Dataset excerpt:
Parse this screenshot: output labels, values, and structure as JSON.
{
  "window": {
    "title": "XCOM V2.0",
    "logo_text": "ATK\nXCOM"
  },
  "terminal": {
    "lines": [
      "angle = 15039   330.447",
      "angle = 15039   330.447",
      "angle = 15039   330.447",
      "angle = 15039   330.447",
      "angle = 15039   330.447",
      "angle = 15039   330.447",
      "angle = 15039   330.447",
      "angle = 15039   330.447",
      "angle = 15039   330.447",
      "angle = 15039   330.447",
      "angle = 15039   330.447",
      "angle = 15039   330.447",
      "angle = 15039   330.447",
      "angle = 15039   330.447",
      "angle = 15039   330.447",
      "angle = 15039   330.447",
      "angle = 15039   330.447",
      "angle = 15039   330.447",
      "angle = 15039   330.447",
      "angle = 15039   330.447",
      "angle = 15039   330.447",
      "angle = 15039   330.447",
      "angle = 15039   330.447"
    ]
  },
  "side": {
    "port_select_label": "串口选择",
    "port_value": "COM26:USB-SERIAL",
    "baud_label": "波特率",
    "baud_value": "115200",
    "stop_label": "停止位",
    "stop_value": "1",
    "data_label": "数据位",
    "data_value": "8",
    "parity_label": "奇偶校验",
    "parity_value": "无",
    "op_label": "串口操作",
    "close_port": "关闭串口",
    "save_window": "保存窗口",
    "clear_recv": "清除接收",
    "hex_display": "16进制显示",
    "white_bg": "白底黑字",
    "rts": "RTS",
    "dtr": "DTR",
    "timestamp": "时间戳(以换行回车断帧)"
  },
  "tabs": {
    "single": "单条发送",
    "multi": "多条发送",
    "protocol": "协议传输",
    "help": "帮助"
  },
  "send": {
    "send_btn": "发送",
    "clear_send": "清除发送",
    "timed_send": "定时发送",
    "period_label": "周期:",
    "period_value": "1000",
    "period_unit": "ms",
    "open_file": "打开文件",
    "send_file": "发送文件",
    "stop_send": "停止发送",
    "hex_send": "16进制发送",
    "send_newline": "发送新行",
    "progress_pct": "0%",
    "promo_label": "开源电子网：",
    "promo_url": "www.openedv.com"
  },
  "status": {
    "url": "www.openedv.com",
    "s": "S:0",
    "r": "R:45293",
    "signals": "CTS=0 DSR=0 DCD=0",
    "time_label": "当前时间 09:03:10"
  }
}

* _Task to complete_
Show the data once more, exactly as it was written.

* _Exercise result_
Parse this screenshot: output labels, values, and structure as JSON.
{
  "window": {
    "title": "XCOM V2.0",
    "logo_text": "ATK\nXCOM"
  },
  "terminal": {
    "lines": [
      "angle = 15039   330.447",
      "angle = 15039   330.447",
      "angle = 15039   330.447",
      "angle = 15039   330.447",
      "angle = 15039   330.447",
      "angle = 15039   330.447",
      "angle = 15039   330.447",
      "angle = 15039   330.447",
      "angle = 15039   330.447",
      "angle = 15039   330.447",
      "angle = 15039   330.447",
      "angle = 15039   330.447",
      "angle = 15039   330.447",
      "angle = 15039   330.447",
      "angle = 15039   330.447",
      "angle = 15039   330.447",
      "angle = 15039   330.447",
      "angle = 15039   330.447",
      "angle = 15039   330.447",
      "angle = 15039   330.447",
      "angle = 15039   330.447",
      "angle = 15039   330.447",
      "angle = 15039   330.447"
    ]
  },
  "side": {
    "port_select_label": "串口选择",
    "port_value": "COM26:USB-SERIAL",
    "baud_label": "波特率",
    "baud_value": "115200",
    "stop_label": "停止位",
    "stop_value": "1",
    "data_label": "数据位",
    "data_value": "8",
    "parity_label": "奇偶校验",
    "parity_value": "无",
    "op_label": "串口操作",
    "close_port": "关闭串口",
    "save_window": "保存窗口",
    "clear_recv": "清除接收",
    "hex_display": "16进制显示",
    "white_bg": "白底黑字",
    "rts": "RTS",
    "dtr": "DTR",
    "timestamp": "时间戳(以换行回车断帧)"
  },
  "tabs": {
    "single": "单条发送",
    "multi": "多条发送",
    "protocol": "协议传输",
    "help": "帮助"
  },
  "send": {
    "send_btn": "发送",
    "clear_send": "清除发送",
    "timed_send": "定时发送",
    "period_label": "周期:",
    "period_value": "1000",
    "period_unit": "ms",
    "open_file": "打开文件",
    "send_file": "发送文件",
    "stop_send": "停止发送",
    "hex_send": "16进制发送",
    "send_newline": "发送新行",
    "progress_pct": "0%",
    "promo_label": "开源电子网：",
    "promo_url": "www.openedv.com"
  },
  "status": {
    "url": "www.openedv.com",
    "s": "S:0",
    "r": "R:45293",
    "signals": "CTS=0 DSR=0 DCD=0",
    "time_label": "当前时间 09:03:10"
  }
}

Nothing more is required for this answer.